GIVEN INSTRUCTION. Set down all of the data that follows word for word, without the images.

PROVIDED ENTRIES start

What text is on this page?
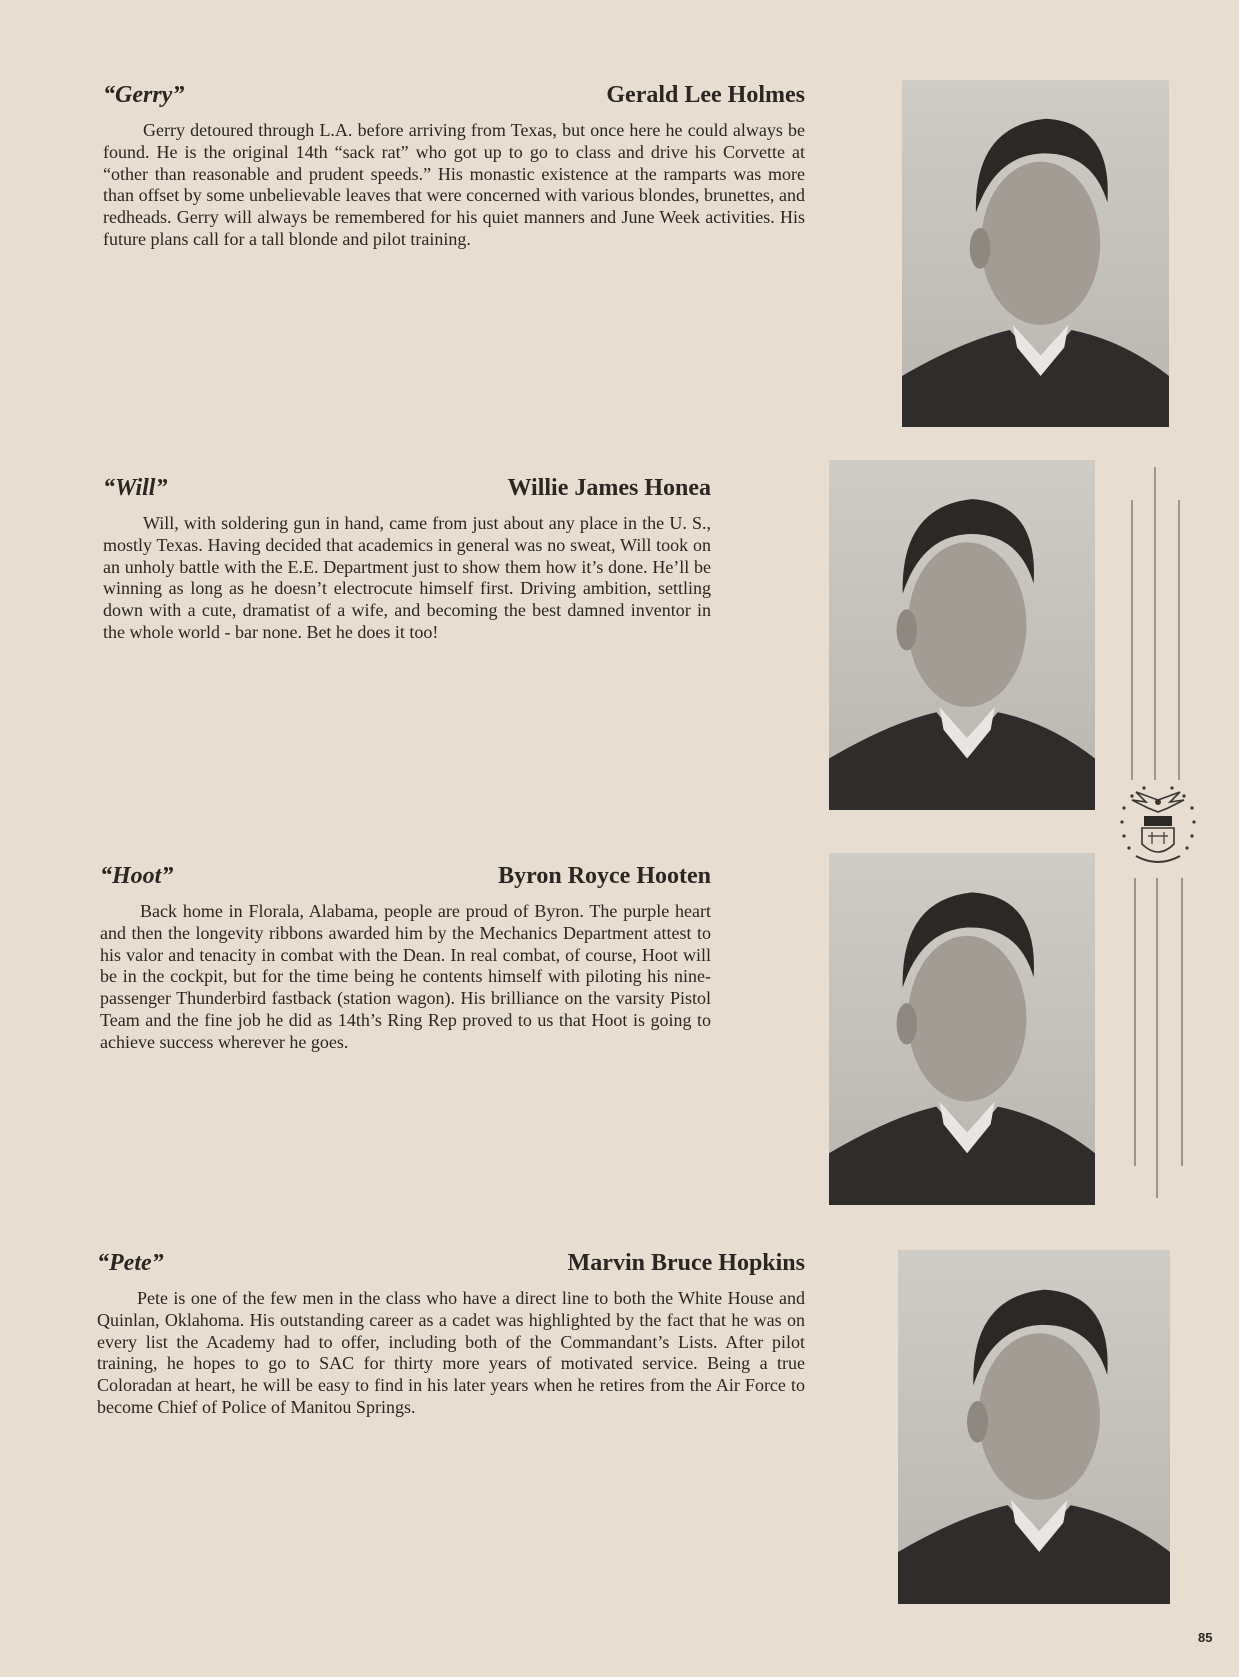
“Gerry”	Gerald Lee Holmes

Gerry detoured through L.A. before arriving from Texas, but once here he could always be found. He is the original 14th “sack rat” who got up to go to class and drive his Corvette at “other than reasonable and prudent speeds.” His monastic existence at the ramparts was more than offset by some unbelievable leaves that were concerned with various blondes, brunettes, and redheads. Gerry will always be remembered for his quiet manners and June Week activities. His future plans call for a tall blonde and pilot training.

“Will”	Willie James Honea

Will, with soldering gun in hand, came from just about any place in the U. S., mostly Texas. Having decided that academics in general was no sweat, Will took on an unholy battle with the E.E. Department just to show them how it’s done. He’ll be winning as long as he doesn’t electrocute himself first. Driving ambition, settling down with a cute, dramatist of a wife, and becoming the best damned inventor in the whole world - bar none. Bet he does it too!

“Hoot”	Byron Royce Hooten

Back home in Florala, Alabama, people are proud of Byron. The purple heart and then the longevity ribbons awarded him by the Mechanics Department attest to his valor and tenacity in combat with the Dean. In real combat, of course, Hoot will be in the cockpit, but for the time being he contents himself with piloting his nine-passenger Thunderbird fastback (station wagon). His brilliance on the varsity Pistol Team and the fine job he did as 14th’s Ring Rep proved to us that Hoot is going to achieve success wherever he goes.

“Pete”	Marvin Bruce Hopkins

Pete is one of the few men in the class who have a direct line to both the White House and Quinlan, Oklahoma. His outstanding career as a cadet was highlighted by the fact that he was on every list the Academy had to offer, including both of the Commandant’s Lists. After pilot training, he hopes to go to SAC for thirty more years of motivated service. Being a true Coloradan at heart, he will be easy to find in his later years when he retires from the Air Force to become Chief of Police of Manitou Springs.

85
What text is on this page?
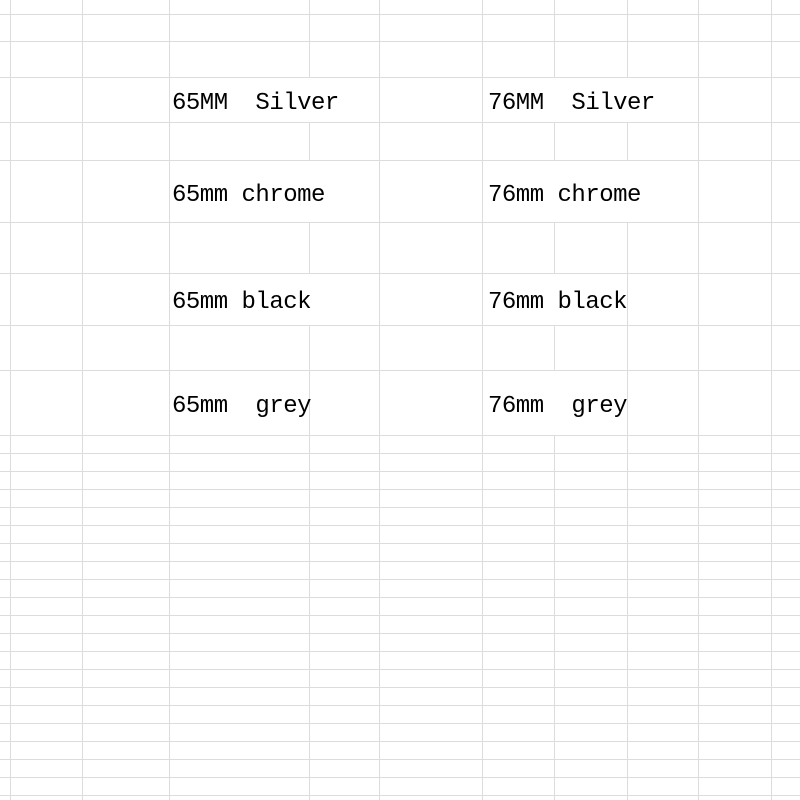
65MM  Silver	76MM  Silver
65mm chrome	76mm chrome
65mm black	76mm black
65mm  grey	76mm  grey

PROVIDED ENTRIES end

WRITTEN RESPONSE.
What text is on this page?
“Gerry”	Gerald Lee Holmes

Gerry detoured through L.A. before arriving from Texas, but once here he could always be found. He is the original 14th “sack rat” who got up to go to class and drive his Corvette at “other than reasonable and prudent speeds.” His monastic existence at the ramparts was more than offset by some unbelievable leaves that were concerned with various blondes, brunettes, and redheads. Gerry will always be remembered for his quiet manners and June Week activities. His future plans call for a tall blonde and pilot training.

“Will”	Willie James Honea

Will, with soldering gun in hand, came from just about any place in the U. S., mostly Texas. Having decided that academics in general was no sweat, Will took on an unholy battle with the E.E. Department just to show them how it’s done. He’ll be winning as long as he doesn’t electrocute himself first. Driving ambition, settling down with a cute, dramatist of a wife, and becoming the best damned inventor in the whole world - bar none. Bet he does it too!

“Hoot”	Byron Royce Hooten

Back home in Florala, Alabama, people are proud of Byron. The purple heart and then the longevity ribbons awarded him by the Mechanics Department attest to his valor and tenacity in combat with the Dean. In real combat, of course, Hoot will be in the cockpit, but for the time being he contents himself with piloting his nine-passenger Thunderbird fastback (station wagon). His brilliance on the varsity Pistol Team and the fine job he did as 14th’s Ring Rep proved to us that Hoot is going to achieve success wherever he goes.

“Pete”	Marvin Bruce Hopkins

Pete is one of the few men in the class who have a direct line to both the White House and Quinlan, Oklahoma. His outstanding career as a cadet was highlighted by the fact that he was on every list the Academy had to offer, including both of the Commandant’s Lists. After pilot training, he hopes to go to SAC for thirty more years of motivated service. Being a true Coloradan at heart, he will be easy to find in his later years when he retires from the Air Force to become Chief of Police of Manitou Springs.

85
What text is on this page?
65MM  Silver	76MM  Silver
65mm chrome	76mm chrome
65mm black	76mm black
65mm  grey	76mm  grey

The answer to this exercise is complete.